-- Start --

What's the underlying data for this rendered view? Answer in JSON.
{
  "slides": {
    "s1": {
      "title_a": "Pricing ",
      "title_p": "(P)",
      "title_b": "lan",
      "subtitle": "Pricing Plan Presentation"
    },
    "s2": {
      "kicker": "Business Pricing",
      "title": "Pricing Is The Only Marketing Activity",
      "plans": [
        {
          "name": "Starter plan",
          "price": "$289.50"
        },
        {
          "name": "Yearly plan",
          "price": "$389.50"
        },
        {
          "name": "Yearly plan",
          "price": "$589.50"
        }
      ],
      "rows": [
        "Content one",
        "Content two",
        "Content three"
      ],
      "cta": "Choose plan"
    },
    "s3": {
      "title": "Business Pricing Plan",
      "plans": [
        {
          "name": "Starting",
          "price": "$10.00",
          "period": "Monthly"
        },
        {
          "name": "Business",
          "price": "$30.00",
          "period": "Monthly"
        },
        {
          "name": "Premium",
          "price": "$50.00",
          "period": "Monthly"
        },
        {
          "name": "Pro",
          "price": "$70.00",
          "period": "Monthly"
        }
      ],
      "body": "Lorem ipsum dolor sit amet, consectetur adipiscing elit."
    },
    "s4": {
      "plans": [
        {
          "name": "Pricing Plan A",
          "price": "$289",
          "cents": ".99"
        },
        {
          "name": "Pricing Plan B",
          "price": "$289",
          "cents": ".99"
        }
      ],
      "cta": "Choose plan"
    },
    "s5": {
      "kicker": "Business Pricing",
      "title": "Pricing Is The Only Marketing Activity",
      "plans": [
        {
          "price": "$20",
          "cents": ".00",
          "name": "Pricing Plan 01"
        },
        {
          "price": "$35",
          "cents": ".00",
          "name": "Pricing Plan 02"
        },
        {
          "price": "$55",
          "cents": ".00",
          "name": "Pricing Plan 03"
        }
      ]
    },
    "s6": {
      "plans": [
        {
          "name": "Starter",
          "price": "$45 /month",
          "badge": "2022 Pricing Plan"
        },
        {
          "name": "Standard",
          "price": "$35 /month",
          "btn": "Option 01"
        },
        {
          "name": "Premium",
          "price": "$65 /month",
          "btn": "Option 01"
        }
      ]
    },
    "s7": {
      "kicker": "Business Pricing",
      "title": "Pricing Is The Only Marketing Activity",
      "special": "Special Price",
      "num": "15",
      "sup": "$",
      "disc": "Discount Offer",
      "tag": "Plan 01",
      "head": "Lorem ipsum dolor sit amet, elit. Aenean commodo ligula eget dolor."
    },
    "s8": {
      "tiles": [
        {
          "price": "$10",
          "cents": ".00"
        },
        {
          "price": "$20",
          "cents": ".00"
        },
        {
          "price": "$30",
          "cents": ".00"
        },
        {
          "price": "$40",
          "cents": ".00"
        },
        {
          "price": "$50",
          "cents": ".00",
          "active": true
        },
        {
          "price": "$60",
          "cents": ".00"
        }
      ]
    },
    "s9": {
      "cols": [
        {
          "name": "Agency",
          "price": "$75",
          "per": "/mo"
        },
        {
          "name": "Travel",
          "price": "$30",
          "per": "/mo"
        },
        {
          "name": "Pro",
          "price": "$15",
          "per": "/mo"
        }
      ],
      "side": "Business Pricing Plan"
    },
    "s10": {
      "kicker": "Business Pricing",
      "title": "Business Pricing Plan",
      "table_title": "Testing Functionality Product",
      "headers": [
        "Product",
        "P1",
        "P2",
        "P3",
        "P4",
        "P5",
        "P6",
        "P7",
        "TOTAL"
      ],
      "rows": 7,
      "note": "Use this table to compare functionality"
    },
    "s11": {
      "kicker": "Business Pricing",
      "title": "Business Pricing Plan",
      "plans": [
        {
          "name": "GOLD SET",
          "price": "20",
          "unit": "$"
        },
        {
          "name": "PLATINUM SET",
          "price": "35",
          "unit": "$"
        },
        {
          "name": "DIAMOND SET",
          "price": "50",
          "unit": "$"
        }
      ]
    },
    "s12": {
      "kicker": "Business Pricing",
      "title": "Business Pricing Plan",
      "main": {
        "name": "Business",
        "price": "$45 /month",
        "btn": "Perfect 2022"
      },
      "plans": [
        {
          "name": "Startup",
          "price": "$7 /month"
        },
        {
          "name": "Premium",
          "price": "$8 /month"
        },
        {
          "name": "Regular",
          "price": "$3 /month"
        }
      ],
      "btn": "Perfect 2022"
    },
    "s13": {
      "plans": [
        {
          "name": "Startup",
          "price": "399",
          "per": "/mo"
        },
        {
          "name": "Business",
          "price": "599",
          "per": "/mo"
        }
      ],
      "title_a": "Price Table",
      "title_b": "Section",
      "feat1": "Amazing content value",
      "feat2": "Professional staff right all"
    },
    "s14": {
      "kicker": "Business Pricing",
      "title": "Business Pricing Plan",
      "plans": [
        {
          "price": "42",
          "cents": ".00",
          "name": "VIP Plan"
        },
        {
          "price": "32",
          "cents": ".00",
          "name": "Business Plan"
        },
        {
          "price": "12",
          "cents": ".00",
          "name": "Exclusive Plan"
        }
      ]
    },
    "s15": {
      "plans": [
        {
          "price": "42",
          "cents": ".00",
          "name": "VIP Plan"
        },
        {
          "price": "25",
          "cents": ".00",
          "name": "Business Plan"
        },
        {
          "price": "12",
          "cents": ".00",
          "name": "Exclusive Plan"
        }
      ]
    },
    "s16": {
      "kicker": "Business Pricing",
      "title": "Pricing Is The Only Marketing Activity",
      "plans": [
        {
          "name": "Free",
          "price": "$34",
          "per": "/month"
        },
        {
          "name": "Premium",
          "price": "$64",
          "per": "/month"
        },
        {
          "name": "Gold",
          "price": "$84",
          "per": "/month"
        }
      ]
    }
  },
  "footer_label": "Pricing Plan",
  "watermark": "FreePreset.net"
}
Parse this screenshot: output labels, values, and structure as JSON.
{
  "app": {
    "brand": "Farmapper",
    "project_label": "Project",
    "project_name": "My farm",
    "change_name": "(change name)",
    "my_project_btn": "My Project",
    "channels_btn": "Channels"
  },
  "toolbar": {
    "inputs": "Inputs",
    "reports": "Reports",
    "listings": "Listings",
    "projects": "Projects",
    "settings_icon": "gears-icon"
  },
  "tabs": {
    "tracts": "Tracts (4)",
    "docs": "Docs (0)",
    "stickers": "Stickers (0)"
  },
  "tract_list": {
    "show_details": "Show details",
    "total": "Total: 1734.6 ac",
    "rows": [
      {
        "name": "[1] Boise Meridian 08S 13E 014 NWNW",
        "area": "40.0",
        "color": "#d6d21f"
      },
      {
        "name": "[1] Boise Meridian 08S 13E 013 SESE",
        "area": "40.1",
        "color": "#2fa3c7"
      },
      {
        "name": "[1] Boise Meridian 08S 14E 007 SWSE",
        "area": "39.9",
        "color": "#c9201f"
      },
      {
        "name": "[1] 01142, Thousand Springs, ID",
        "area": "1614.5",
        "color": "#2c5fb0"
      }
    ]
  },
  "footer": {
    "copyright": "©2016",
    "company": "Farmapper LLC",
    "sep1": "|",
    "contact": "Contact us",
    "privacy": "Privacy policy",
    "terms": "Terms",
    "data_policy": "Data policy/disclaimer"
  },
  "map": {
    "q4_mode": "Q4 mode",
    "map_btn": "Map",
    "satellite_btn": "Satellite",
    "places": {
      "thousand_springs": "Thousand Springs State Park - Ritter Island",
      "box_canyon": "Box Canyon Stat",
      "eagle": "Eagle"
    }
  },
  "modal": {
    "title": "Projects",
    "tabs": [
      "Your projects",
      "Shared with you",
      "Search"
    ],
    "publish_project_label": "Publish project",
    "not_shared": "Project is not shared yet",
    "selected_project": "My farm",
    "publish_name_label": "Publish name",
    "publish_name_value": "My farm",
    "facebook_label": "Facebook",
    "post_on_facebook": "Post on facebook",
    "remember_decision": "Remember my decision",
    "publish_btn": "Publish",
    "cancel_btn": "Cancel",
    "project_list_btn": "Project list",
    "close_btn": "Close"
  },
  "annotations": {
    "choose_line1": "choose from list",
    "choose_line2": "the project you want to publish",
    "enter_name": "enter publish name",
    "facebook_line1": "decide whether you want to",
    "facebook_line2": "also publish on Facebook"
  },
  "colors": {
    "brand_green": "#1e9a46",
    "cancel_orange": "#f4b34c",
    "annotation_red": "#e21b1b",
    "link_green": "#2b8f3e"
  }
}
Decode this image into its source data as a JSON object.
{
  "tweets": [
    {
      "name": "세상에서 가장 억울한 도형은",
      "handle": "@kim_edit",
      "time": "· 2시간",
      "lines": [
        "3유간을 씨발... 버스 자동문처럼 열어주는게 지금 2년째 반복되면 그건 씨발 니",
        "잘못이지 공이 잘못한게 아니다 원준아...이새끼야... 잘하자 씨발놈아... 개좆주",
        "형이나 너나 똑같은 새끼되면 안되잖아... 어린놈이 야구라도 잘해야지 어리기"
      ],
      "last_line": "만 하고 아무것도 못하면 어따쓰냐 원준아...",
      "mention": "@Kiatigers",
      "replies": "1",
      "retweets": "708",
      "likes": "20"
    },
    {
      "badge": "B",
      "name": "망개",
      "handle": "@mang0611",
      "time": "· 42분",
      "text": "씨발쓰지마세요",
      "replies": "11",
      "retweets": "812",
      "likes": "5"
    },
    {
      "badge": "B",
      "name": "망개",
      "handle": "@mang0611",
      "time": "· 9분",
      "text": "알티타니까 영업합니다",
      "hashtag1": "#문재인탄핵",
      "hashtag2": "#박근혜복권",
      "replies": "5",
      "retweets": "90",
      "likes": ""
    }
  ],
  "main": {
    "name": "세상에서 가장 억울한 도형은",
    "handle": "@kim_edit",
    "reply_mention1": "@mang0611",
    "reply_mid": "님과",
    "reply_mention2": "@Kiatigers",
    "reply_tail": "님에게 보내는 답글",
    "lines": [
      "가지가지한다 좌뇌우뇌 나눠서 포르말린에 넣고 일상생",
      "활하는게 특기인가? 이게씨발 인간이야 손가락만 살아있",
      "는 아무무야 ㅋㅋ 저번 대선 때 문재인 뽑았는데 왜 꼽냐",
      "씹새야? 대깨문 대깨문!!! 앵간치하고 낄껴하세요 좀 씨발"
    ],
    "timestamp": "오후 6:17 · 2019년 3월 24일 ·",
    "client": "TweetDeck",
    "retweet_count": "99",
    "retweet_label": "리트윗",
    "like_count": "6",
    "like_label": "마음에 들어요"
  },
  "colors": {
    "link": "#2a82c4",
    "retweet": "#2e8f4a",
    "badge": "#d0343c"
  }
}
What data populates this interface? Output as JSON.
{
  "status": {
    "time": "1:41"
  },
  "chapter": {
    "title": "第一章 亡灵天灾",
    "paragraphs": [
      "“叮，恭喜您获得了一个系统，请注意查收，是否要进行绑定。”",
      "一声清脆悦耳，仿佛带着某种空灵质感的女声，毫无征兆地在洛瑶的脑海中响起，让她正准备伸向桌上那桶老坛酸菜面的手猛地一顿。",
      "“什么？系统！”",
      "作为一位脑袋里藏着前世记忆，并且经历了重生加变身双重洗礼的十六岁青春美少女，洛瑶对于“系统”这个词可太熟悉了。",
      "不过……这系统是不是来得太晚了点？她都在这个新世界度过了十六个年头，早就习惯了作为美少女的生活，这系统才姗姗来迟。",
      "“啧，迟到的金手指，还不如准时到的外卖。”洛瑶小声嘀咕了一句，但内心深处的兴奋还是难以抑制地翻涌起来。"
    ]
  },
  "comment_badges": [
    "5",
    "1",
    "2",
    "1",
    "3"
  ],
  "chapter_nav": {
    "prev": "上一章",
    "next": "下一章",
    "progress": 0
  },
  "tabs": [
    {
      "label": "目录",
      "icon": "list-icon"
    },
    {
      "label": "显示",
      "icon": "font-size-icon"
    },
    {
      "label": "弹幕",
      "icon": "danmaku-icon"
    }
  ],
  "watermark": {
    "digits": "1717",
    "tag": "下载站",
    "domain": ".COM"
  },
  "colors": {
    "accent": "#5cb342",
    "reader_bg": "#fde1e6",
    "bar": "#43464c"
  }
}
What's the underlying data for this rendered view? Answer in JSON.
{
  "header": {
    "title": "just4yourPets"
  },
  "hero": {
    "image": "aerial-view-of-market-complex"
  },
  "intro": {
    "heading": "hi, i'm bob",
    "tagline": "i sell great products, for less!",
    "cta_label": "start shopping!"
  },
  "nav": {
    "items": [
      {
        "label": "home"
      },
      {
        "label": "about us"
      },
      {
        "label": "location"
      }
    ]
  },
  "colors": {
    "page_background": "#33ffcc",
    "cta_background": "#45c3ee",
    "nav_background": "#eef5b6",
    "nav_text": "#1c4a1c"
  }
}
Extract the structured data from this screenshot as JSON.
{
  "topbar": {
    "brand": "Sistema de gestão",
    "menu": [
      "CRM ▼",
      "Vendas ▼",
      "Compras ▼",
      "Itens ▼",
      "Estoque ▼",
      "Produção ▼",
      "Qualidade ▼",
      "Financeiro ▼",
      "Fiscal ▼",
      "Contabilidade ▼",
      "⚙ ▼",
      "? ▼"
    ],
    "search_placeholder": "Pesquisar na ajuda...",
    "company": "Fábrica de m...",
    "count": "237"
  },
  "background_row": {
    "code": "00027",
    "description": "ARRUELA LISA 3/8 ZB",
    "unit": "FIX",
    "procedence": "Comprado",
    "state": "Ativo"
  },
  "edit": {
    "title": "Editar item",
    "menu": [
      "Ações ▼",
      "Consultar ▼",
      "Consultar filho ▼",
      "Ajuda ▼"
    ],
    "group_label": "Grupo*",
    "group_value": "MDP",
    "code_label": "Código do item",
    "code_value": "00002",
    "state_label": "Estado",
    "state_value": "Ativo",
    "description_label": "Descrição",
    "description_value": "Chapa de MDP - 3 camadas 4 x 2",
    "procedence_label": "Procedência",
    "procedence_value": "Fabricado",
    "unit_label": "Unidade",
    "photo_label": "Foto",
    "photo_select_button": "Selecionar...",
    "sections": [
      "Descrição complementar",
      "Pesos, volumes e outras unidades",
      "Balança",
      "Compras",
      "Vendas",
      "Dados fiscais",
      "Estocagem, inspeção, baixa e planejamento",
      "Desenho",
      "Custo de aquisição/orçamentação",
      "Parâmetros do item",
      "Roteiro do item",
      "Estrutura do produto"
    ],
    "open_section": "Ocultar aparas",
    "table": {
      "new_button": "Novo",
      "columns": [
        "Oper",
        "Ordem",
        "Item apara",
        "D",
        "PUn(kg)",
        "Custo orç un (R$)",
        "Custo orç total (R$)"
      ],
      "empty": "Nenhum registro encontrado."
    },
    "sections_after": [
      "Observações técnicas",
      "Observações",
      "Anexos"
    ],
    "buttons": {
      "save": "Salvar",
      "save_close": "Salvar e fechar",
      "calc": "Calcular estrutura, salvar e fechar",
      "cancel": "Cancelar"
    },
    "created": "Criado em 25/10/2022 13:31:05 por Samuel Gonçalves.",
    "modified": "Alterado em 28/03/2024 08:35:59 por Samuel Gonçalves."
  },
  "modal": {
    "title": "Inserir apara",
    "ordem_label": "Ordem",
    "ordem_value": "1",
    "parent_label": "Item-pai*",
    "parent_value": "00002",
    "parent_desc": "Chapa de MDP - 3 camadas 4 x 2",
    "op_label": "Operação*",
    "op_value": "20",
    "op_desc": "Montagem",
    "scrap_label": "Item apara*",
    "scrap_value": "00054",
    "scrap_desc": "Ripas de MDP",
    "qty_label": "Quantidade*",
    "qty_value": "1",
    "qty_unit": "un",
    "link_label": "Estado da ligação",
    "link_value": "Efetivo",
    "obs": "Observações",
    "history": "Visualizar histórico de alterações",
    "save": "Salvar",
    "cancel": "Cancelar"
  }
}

-- End --

> AIM
Looking at the records above, work out how many lines include the word "Kiatigers", then give that number by itself.

> TASK RESULT
2